* [SET TASKS]:
(a) Quote the Continuous Delivery blog post word for word, from "A product roadmap" up to and including "product innovation activities.".
(b) Pick up the Continuous Delivery blog post after its final sentence and keep writing.

* [TEXT]:
This blog post reflects on a Front Five engagement that involved a process innovation project disruptive to a medium sized organisations value chain activities during a period where their core software product was entering the top of its established S curve life cycle and where the product’s success was driving a consequential rapid expansion of the market.
A major reflection for me has been to consider the appropriate execution timing of a process innovation project (in this case a Continuous Delivery project) that can significantly disrupt the available resources operating the existing value chain activities of the organisations business model.
In this example a client has limited resources that predominantly work on BAU development and support as well as having an overriding focus on ‘market-pull’ to properly understand changing market trends and to feed this into the pre-paradigmatic design stage of an architectural product innovation with the goal of jumping their product S curve and moving through a product discontinuity to compete in an expanding market.
Front Five did an evaluation of the organisations software development and delivery capabilities via the use of an outside-in assessment technology transfer (DORA, 2017). The use of this excellent assessment technology was a mode of enquiry to search for the weakest software development and product delivery capabilities that mattered and that could be targets for innovation. Capability change areas were selected from the assessment outputs and a process innovation project to develop a subset of ‘Continuous Delivery’ (Humble and Farley, 2010) technology commenced.
Our goal was to implement an innovation prototype based on this technology that could be evaluated for readiness before being developed further and then diffused for broad adoption by the organisations software development teams. The project was managed by a Front Five project manager with two consultancy engineers and client staff.
Continuous Delivery is a meta ‘software product delivery’ technology, although applied as a subsystem in a business models value chain activities. It can be thought of as a sociotechnical system comprising a bundle of component, tool and process artefacts as well as the individuals that work with them and the knowledge to apply these in a purposeful systems configuration which creates value. Value is produced when the system is exhibiting emergent properties which are accelerating the pace and reliability of the organisations software product development processes.
The outcomes of the innovation are increased dimensions of throughput and stability when developing and delivering software products (DORA, 2017).
A product roadmap below shows the positioning of Front Five’s process innovation project (the implementation of a subset of continuous delivery technology depicted by the purple bounded area) relative to its environment, the overarching whole of the organisations G2 / G3 product innovation activities.
The project management trajectory
The DORA assessment technology gave strong indicators on which capability areas to select for innovation. As is the case with this qualitative technology, these indicators were abstract with the detail on how to realise them not yet known, so the consultancy project manager commenced an exploratory two week knowledge transfer from the client organisation to consultancy engineers involving interviews and workshops with software staff and managers. This contextualising process created awareness of the complexity of the core product and its current bundle of product delivery capabilities.

* [EXCERPTED DATA]:
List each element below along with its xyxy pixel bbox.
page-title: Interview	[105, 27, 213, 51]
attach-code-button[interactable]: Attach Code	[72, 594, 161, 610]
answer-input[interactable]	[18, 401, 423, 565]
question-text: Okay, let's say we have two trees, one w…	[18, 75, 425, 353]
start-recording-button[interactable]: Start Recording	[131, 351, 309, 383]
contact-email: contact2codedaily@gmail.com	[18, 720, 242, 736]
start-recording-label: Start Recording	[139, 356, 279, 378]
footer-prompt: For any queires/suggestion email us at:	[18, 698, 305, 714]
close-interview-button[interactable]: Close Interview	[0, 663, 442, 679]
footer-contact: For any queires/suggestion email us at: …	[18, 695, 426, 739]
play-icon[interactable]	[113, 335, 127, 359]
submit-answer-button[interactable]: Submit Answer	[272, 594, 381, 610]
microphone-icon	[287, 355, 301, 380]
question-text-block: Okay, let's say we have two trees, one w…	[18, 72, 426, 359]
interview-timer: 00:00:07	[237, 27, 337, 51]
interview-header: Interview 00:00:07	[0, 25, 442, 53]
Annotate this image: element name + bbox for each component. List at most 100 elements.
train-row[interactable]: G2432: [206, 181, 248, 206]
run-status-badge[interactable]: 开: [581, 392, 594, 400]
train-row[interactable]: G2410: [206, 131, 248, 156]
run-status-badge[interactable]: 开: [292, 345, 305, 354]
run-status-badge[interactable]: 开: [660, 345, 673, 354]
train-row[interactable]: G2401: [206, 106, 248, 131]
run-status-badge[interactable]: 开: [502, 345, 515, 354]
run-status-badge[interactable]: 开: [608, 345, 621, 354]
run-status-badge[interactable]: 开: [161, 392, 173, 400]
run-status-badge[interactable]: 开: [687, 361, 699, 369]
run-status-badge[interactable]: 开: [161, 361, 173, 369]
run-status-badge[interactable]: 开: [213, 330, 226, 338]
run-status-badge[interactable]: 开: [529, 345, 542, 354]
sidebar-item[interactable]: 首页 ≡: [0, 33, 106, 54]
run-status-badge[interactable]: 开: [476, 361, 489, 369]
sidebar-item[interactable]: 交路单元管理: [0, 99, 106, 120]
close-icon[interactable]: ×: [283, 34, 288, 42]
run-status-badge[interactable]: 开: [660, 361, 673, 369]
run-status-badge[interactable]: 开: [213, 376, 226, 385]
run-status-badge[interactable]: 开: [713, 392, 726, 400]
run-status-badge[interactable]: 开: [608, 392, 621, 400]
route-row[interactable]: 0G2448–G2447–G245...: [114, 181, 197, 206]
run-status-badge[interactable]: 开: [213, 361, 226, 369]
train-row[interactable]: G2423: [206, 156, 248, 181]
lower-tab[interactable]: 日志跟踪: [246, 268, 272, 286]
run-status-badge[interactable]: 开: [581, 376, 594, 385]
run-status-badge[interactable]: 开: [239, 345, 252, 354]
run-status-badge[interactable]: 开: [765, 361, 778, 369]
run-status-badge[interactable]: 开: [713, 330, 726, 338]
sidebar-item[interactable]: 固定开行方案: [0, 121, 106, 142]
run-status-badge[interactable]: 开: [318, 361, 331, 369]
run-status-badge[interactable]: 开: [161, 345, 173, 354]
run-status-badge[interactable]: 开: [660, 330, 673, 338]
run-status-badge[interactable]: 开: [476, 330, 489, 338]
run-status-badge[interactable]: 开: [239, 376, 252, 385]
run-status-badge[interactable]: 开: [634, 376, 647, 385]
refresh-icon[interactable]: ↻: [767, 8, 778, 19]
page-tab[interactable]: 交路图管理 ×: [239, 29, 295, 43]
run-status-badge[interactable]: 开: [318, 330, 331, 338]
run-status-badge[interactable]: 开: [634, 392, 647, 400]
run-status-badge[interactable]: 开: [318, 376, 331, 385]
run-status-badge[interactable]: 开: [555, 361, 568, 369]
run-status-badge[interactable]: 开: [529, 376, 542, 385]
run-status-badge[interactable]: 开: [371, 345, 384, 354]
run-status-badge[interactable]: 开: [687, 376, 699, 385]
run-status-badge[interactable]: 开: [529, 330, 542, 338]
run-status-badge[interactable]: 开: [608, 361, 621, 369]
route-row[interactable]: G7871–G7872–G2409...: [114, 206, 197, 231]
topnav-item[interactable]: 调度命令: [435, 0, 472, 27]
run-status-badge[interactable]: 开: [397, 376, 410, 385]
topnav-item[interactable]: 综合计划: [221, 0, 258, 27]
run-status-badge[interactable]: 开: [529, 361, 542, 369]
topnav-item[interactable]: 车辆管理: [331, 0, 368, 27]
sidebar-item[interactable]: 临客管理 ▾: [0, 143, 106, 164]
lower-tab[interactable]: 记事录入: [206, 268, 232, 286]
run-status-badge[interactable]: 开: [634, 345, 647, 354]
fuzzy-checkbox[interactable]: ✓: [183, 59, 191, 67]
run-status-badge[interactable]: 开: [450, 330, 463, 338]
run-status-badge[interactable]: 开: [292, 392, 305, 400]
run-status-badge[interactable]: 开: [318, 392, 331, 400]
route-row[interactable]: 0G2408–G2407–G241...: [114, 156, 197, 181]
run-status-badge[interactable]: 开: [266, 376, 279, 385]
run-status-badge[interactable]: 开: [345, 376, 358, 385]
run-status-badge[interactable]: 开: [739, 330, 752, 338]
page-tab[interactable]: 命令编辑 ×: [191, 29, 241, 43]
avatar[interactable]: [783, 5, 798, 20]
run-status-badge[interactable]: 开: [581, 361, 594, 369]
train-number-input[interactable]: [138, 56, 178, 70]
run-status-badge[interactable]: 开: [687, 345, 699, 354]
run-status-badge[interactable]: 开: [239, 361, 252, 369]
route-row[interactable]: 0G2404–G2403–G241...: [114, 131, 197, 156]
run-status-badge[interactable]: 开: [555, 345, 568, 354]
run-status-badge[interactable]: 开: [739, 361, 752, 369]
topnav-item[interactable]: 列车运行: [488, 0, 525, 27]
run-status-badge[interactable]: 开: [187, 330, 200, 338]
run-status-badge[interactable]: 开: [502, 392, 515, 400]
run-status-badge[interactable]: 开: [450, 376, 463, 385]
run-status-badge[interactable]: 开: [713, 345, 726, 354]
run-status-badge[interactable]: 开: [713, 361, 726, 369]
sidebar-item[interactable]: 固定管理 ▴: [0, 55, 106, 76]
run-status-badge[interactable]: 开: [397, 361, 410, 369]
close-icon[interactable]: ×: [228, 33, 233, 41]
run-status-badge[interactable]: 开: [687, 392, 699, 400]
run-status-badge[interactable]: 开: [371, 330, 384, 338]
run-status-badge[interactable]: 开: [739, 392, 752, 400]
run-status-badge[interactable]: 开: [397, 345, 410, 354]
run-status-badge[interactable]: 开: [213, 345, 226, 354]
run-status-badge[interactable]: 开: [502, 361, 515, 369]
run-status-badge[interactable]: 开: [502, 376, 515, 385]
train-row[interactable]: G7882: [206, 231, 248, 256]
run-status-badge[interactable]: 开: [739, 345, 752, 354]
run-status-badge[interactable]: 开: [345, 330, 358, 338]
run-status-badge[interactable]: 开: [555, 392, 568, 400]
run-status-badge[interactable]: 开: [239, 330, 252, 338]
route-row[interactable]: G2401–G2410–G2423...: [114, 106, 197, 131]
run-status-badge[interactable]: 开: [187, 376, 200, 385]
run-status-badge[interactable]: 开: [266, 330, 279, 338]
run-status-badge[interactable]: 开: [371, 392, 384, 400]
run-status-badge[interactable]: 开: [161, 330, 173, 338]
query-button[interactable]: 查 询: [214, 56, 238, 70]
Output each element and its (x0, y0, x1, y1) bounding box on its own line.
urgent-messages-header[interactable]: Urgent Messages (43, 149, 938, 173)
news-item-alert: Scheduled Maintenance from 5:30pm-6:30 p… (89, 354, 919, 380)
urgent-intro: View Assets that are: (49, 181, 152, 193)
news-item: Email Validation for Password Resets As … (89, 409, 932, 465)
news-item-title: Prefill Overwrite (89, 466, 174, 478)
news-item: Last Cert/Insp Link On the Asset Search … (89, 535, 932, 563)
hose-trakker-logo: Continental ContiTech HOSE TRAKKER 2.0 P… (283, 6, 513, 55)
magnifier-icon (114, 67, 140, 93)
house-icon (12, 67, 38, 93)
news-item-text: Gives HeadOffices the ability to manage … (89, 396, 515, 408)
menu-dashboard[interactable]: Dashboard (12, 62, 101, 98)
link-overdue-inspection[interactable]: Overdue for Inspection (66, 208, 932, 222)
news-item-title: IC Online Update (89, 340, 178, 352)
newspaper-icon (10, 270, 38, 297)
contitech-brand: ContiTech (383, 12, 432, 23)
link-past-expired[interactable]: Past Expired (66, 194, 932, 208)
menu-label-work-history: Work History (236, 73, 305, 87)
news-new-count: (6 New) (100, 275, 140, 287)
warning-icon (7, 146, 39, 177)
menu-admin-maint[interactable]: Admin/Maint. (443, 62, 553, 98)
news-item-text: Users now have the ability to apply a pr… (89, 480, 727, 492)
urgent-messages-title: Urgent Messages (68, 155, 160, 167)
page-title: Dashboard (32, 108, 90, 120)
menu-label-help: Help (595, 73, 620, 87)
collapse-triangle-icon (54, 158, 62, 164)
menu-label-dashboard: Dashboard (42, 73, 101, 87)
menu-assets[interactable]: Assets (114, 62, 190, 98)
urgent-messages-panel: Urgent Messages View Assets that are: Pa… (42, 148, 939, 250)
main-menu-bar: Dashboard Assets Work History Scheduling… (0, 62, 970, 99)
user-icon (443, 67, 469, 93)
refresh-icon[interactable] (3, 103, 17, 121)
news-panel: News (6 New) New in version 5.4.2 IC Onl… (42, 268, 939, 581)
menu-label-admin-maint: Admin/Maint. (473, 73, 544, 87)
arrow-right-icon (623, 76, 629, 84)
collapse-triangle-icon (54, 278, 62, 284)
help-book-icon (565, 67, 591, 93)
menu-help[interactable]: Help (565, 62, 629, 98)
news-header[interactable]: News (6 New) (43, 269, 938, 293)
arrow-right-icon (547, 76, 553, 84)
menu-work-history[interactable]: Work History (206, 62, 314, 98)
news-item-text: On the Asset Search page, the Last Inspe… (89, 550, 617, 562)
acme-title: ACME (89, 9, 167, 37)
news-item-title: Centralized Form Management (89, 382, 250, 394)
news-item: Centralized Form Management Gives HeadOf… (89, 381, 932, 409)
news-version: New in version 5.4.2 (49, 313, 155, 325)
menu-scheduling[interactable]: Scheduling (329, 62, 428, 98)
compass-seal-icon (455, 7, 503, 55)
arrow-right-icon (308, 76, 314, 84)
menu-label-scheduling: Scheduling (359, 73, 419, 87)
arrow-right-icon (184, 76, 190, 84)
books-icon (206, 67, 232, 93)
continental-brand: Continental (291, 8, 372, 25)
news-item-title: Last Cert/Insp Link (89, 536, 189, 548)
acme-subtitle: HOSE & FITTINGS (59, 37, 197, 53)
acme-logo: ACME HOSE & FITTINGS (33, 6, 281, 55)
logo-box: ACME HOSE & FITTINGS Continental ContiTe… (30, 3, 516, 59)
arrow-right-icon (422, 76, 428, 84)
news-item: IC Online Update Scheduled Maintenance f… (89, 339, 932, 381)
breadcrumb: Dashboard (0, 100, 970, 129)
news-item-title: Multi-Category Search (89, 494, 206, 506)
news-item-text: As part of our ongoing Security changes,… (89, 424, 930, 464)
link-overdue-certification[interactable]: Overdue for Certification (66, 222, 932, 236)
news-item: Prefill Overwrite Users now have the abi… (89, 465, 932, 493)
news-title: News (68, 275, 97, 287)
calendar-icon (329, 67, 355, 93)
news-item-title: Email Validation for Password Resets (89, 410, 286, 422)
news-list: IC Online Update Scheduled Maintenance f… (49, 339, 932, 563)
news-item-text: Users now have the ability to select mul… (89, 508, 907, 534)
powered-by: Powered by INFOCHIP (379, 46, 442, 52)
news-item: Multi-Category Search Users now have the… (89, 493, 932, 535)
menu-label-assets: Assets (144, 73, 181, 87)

* [ANSWERS TO THE EXERCISE]:
(a)
A product roadmap below shows the positioning of Front Five’s process innovation project (the implementation of a subset of continuous delivery technology depicted by the purple bounded area) relative to its environment, the overarching whole of the organisations G2 / G3 product innovation activities.

(b)
Reflecting on the complexity / uncertainty inherent at this stage of an innovation project, an exploratory organic project management approach was chosen to gradually inform the project team on how the DORA selected capability areas would be developed / innovated in the concrete context of this organisations technology landscape and also to get an increasing awareness of the influencing nature of the innovation project’s external environment, the area outside of the purple bounded area on the roadmap.
In “Agile Project Management – Agilism Versus Traditional Approaches” (Fernandez and Fernandez, 2009) differentiate agile management strategies appropriate for different project contexts and describe the initial approach the project manager selected as an ‘Adaptive Strategy’. This was a good selection for the early project context as while the goals (capability areas targeted for innovation by DORA) were known, the ends (specifics of the solution) were uncertain. Just in time planning was used with adaptive feedback to rapidly create a learning system which could then be used to discover what the innovation ends may look like. With environmental constraints acting on this innovation system, the adaptive strategy did have a weakness. The strategy required ‘meaningful customer involvement throughout the project’. Organisational staff needed to become part of the innovation project team and have ongoing involvement alongside consultancy engineers. Unfortunately due to demands in the environment external to the project, involvement of staff resources would prove to be erratic and conflicted.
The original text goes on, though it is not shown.